___ EXCERTO ___
Saúdo cordialmente os Bispos croatas aqui presentes, dirigindo um particular pensamento ao querido Card. Franjo Kuhariæ e ao Arcebispo de Zagrábia e Presidente da Conferência Episcopal Croata, D. Josip Bozaniæ. A minha saudação estende-se depois aos Senhores Cardeais Sodano, Meisner, Puljiæ, Schönborn, Ambrozic e Korec, aos Arcebispos e Bispos aqui vindos de diversos Países para esta circunstância. Saúdo também com afecto os sacerdotes, os religiosos, as religiosas e todos os fiéis leigos, assim como os representantes das outras Confissões religiosas que estão presentes nesta celebração. Dirijo, por fim, um pensamento de especial deferência ao Presidente da República, ao Chefe do Governo e às autoridades civis e militares do País, que quiseram honrar-nos com a sua presença.
4. «Se alguém quer servir-Me, que Me siga» (Jo 12, 24.26). O Bom Pastor foi para o Beato Stepinac o único Mestre: no Seu exemplo ele inspirou a própria conduta até ao fim, oferecendo a vida pelo rebanho que lhe tinha sido confiado num período particularmente difícil da história.
Na pessoa do novo Beato sintetiza-se, por assim dizer, a inteira tragédia que atingiu as populações croatas e a Europa no decurso deste século, marcado pelos três grandes males do fascismo, do nazismo e do comunismo. Agora, ele está na glória do céu, circundado por todos aqueles que, como ele, combateram o bom combate, temperando a sua fé no cadinho do sofrimento. Hoje olhamos para ele com confiança, invocando a sua intercessão.
___ REGISTOS FORNECIDOS ___
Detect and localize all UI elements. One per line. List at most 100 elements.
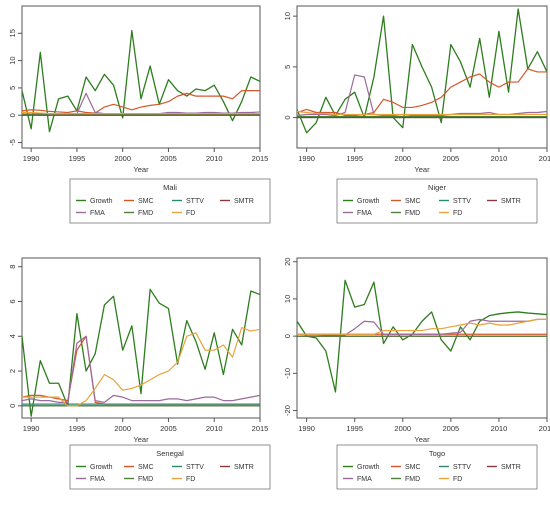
series-line-growth [22,288,260,417]
legend-entry-smtr: SMTR [234,464,254,471]
legend-entry-fma: FMA [357,210,372,217]
x-tick-label: 2015 [252,154,269,163]
x-tick-label: 2005 [443,424,460,433]
series-line-smc [297,68,547,117]
y-tick-label: 0 [283,115,292,119]
chart-panel-4: 199019952000200520102015-20-1001020YearT… [283,257,550,490]
plot-frame [296,257,548,419]
y-tick-label: 10 [8,56,17,64]
y-tick-label: 5 [8,86,17,90]
y-tick-label: 5 [283,65,292,69]
chart-panel-1: 1990 1995 2000 2005 2010 2015 -5 0 5 10 15 Year Mali… [8,5,271,224]
x-tick-label: 2010 [491,424,508,433]
legend-entry-fd: FD [453,210,462,217]
series-line-smc [22,90,260,114]
x-tick-label: 1990 [298,424,315,433]
x-tick-label: 2005 [443,154,460,163]
legend-box [336,444,538,490]
x-tick-label: 1990 [23,154,40,163]
series-line-fd [297,110,547,116]
series-line-growth [297,279,547,393]
x-axis-label: Year [133,435,149,444]
legend-entry-sttv: STTV [186,464,204,471]
plot-frame [21,5,261,149]
legend-entry-sttv: STTV [453,464,471,471]
x-tick-label: 2000 [394,154,411,163]
chart-panel-2: 1990 1995 2000 2005 2010 2015 0 5 10 Year Niger Gro… [283,5,550,224]
y-tick-label: -10 [283,368,292,379]
legend-entry-growth: Growth [357,464,380,471]
y-tick-label: 4 [8,334,17,338]
legend-entry-sttv: STTV [453,198,471,205]
x-tick-label: 2000 [394,424,411,433]
legend: Niger Growth SMC STTV SMTR FMA FMD FD [336,178,538,224]
y-tick-label: 20 [283,258,292,266]
x-tick-label: 1990 [298,154,315,163]
x-tick-label: 2000 [114,154,131,163]
legend-entry-smtr: SMTR [501,198,521,205]
legend-entry-fma: FMA [90,476,105,483]
legend-entry-growth: Growth [90,198,113,205]
legend-entry-smc: SMC [138,198,154,205]
legend-title: Togo [429,449,445,458]
y-tick-label: 0 [283,334,292,338]
y-tick-label: 8 [8,265,17,269]
y-tick-label: 10 [283,12,292,20]
y-tick-label: 15 [8,29,17,37]
series-line-fd [297,318,547,335]
legend-entry-fd: FD [186,476,195,483]
legend-title: Senegal [156,449,184,458]
chart-panel-3: 1990 1995 2000 2005 2010 201502468YearSenegal… [8,257,271,490]
legend-entry-fma: FMA [90,210,105,217]
x-axis-label: Year [133,165,149,174]
x-tick-label: 2015 [539,154,550,163]
x-axis-label: Year [414,165,430,174]
legend-entry-sttv: STTV [186,198,204,205]
x-tick-label: 2015 [539,424,550,433]
y-tick-label: 0 [8,404,17,408]
x-tick-label: 1995 [346,154,363,163]
x-tick-label: 2005 [160,424,177,433]
series-line-growth [297,8,547,134]
plot-frame [296,5,548,149]
legend-entry-fma: FMA [357,476,372,483]
legend-entry-growth: Growth [90,464,113,471]
legend-box [69,444,271,490]
legend-entry-smc: SMC [405,464,421,471]
legend-box [336,178,538,224]
legend-entry-fmd: FMD [138,476,153,483]
legend-entry-fd: FD [186,210,195,217]
x-tick-label: 2005 [160,154,177,163]
legend-entry-fmd: FMD [405,210,420,217]
legend: Senegal Growth SMC STTV SMTR FMA FMD FD [69,444,271,490]
legend-entry-growth: Growth [357,198,380,205]
series-line-fd [22,111,260,115]
legend: Mali Growth SMC STTV SMTR FMA FMD FD [69,178,271,224]
y-tick-label: -5 [8,139,17,146]
y-tick-label: 10 [283,295,292,303]
series-line-fd [22,326,260,407]
legend-box [69,178,271,224]
y-tick-label: -20 [283,405,292,416]
legend-title: Mali [163,183,177,192]
x-tick-label: 2015 [252,424,269,433]
legend-entry-fmd: FMD [405,476,420,483]
legend-entry-smtr: SMTR [501,464,521,471]
x-tick-label: 1995 [69,154,86,163]
legend: Togo Growth SMC STTV SMTR FMA FMD FD [336,444,538,490]
x-tick-label: 2010 [491,154,508,163]
series-line-fma [297,318,547,336]
legend-entry-smc: SMC [138,464,154,471]
x-axis-label: Year [414,435,430,444]
y-tick-label: 0 [8,113,17,117]
y-tick-label: 2 [8,369,17,373]
legend-title: Niger [428,183,446,192]
legend-entry-fd: FD [453,476,462,483]
series-line-growth [22,29,260,133]
x-tick-label: 2000 [114,424,131,433]
x-tick-label: 2010 [206,154,223,163]
legend-entry-smtr: SMTR [234,198,254,205]
x-tick-label: 1995 [346,424,363,433]
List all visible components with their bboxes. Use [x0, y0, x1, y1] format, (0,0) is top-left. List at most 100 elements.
___
• TAREFAS ESCRITAS:
**a.** Responda, com base no excerto sobre o Beato Stepinac:
(i) Quem é indicado como Arcebispo de Zagrábia e Presidente da Conferência Episcopal Croata?
(ii) Que referência bíblica acompanha a citação «Se alguém quer servir-Me, que Me siga»?
(iii) Quais são os três grandes males que, segundo o excerto, marcaram o século?
**b.** Enumere todos os cardeais mencionados no excerto sobre o Beato Stepinac.
**c.** Retome o excerto sobre o Beato Stepinac a partir da última frase apresentada.

• RESPOSTAS FORNECIDAS:
**a.**
(i) D. Josip Bozaniæ.
(ii) Jo 12, 24.26.
(iii) O fascismo, o nazismo e o comunismo.

**b.** Franjo Kuhariæ, Sodano, Meisner, Puljiæ, Schönborn, Ambrozic e Korec.

**c.**
São significativas, a respeito disso, as palavras que o novo Beato pronunciava em 1943, durante a segunda guerra mundial, quando a Europa se encontrava amordaçada por uma violência inaudita: «Qual é o sistema que a Igreja Católica hoje apoia, enquanto o mundo inteiro está a combater por uma nova ordem mundial? Nós, ao condenarmos todas as injustiças, todos os massacres dos inocentes, todos os incêndios das aldeias tranquilas, cada destruição dos afãs dos pobres [...] respondemos assim: a Igreja apoia aquele sistema que tem tantos anos quantos os Dez Mandamentos de Deus. Somos favoráveis ao sistema que não foi escrito em tábuas corruptíveis, mas inscrito com o dedo do Deus vivo nas consciências dos homens» (Homilias, Discursos, Mensagens, Zagrábia 1996, pp. 179-180).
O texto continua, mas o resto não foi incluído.